Homicidio (115 page)

—Joderostiayá, Simon. Escúchate un poco. Eres como uno de esos abogados defensores que te sube al estrado y te pregunta si es verdad, Inspector Waltemeyer, que se tiró a una tía en 1929. ¿Y a quién le importa una mierda? McLarney estaba ocupado en la escena y no le importaba un higo tu jodida entrega. Así que vete a la mierda y dile a tu periódico que se vaya a la mierda y deja de portarte como un jodido abogaducho con nosotros.

Miré a McLarney, que se reía, tapándose la cara con el abrigo.

—Joder, un año entero aquí —concluyó Waltemeyer— y sigues siendo una puta remilgada.

La reconfortante normalidad.

Y todo habría seguido igual de no ser porque Barry Levinson compró los derechos del libro y lo transformó en una serie para la NBC, y eso revolucionó nuestro pequeño y autónomo mundo. De repente, Edgerton era un inspector orgulloso como un pavo real, de lo más intelectual, llamado Pembleton. A McLarney lo sacaron calvo, con un bigote divertido, y le colgaron una obsesión por el asesinato de Lincoln. Y a Worden lo encarnaba ese actor —¿cómo se llamaba?—, al que le daban por saco en
Deliverance.
¿Ya Garvey? Joder, le pusieron pelo rojo y tetas. Lo convirtieron en una mujer.

Para mí,
Homicidio
fue un extraño ahijado, al principio. Admiraba su contenido dramático y la habilidad profesional de los que habían construido la serie; y recuerdo que defendí la voluntad de los creadores frente a los inspectores que la habían inspirado y su derecho a ficcionalizar la realidad como una licencia necesaria para una narración señalizada. A mí, desde luego, me alegró que el libro fuera redescubierto gracias a la televisión. Antes de que la NBC terminara la emisión de los capítulos, se habían vendido unos doscientos cincuenta mil ejemplares. Pero la realidad era que yo albergaba sentimientos ambivalentes.

■ **EXTRACTO DE DATOS**
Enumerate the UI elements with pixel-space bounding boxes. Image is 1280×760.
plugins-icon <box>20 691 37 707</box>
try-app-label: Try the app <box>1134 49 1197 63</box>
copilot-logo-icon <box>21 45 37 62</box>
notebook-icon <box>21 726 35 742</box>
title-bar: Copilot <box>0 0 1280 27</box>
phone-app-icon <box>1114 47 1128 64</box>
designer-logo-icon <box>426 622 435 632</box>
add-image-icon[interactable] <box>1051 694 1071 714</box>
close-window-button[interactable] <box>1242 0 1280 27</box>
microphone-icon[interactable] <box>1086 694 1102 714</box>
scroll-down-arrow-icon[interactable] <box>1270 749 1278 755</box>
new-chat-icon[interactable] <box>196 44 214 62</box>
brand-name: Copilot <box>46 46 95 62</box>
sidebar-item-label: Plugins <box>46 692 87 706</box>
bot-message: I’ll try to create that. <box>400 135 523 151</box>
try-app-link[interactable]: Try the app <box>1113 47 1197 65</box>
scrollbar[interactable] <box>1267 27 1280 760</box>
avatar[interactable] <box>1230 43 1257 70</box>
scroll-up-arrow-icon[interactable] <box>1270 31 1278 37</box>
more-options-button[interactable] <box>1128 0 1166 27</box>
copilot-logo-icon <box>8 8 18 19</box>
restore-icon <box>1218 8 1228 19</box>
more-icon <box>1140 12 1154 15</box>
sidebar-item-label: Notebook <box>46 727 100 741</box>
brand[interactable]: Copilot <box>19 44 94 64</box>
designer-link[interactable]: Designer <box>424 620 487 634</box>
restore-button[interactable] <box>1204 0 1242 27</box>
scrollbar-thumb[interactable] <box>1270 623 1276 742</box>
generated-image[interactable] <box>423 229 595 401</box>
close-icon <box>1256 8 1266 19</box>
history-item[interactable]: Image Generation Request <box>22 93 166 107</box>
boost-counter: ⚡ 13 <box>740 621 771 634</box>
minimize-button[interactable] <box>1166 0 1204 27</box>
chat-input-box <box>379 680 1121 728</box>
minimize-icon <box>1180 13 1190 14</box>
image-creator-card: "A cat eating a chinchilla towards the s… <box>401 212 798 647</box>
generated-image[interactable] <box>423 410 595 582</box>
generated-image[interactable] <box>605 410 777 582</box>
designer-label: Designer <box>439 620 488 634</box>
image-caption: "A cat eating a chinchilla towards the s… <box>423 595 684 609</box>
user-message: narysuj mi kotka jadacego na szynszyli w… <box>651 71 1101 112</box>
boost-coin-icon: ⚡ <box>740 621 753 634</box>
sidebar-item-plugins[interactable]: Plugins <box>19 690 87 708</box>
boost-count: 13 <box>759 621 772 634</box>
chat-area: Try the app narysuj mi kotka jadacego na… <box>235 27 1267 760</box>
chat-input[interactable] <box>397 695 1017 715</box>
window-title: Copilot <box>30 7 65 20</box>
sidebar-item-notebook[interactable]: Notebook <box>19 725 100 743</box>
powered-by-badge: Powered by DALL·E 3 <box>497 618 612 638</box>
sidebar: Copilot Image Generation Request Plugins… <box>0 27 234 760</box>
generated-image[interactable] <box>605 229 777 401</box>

■ **SOLICITUD A**
Indica si cada afirmación coincide con la página sobre Homicidio y responde sí o no, citando literalmente las palabras que lo deciden: (i) McLarney se reía mientras se tapaba la cara con el abrigo; (ii) la serie se hizo para la CBS; (iii) antes de que terminara la emisión se habían vendido unos cien mil ejemplares.
■ **SOLICITUD B**
Según la página sobre Homicidio, ¿qué obsesión le atribuyeron en la serie al personaje basado en McLarney?
■ **SOLICITUD C**
Prolonga la página sobre Homicidio a partir de su última oración.
No hace falta consultar los datos.

■ **RESPUESTA ESCRITA A**
(i) Sí: «Miré a McLarney, que se reía, tapándose la cara con el abrigo».
(ii) No: «lo transformó en una serie para la NBC».
(iii) No: «se habían vendido unos doscientos cincuenta mil ejemplares».

■ **RESPUESTA ESCRITA B**
Una obsesión por el asesinato de Lincoln.

■ **RESPUESTA ESCRITA C**
Después de leer los tres primeros capítulos guionizados de la serie, le escribí un largo memorándum a Barry Levinson y a Tom Fontana, donde les explicaba detalladamente diversos procedimientos y técnicas de investigación y otros requisitos legales. No se puede registrar el domicilio de un sospechoso en busca de un arma porque el inspector ha soñado que estará ahí. La causa probable es un elemento imprescindible para obtener una orden de registro firmada por un juez, y cosas así… Un largo etcétera.

Después de eso, Fontana empezó a llamarme «el chico de la no ficción», y no fue precisamente con mucho cariño.

Fui al estudio de rodaje un par de veces mientras grababan la serie, y me quedé mirándolos como un turista cualquiera. Los inspectores en persona también se presentaron por ahí, generalmente acompañados de sus esposas o de sus novias, que querían conocer a los protagonistas de la serie. A unos pocos les ofrecieron ser asesores técnicos y sentarse frente a los monitores de video para dar su consejo cuando se lo preguntaban y, a veces, para desconsuelo de la productora, también cuando no.

En este sentido, se produjo un momento entrañable cuando Harry Edgerton fue testigo de cómo Frank Pembleton —su álter ego en la serie— pedía un
whisky
con leche en un bar y gritó: «¡Corten!».

Barry Levinson se giró hacia su asesor técnico como si éste fuera una nueva especie digna de estudio. Los ayudantes de dirección y los productores ejecutivos júnior se apresuraron a arreglar el desaguisado.

—Pero es que yo jamás bebería esa porquería —insistió Edgerton, más tarde—¿
Whisky
con leche? Pero Dave, en serio, ¿qué va a pensar la gente que me conoce?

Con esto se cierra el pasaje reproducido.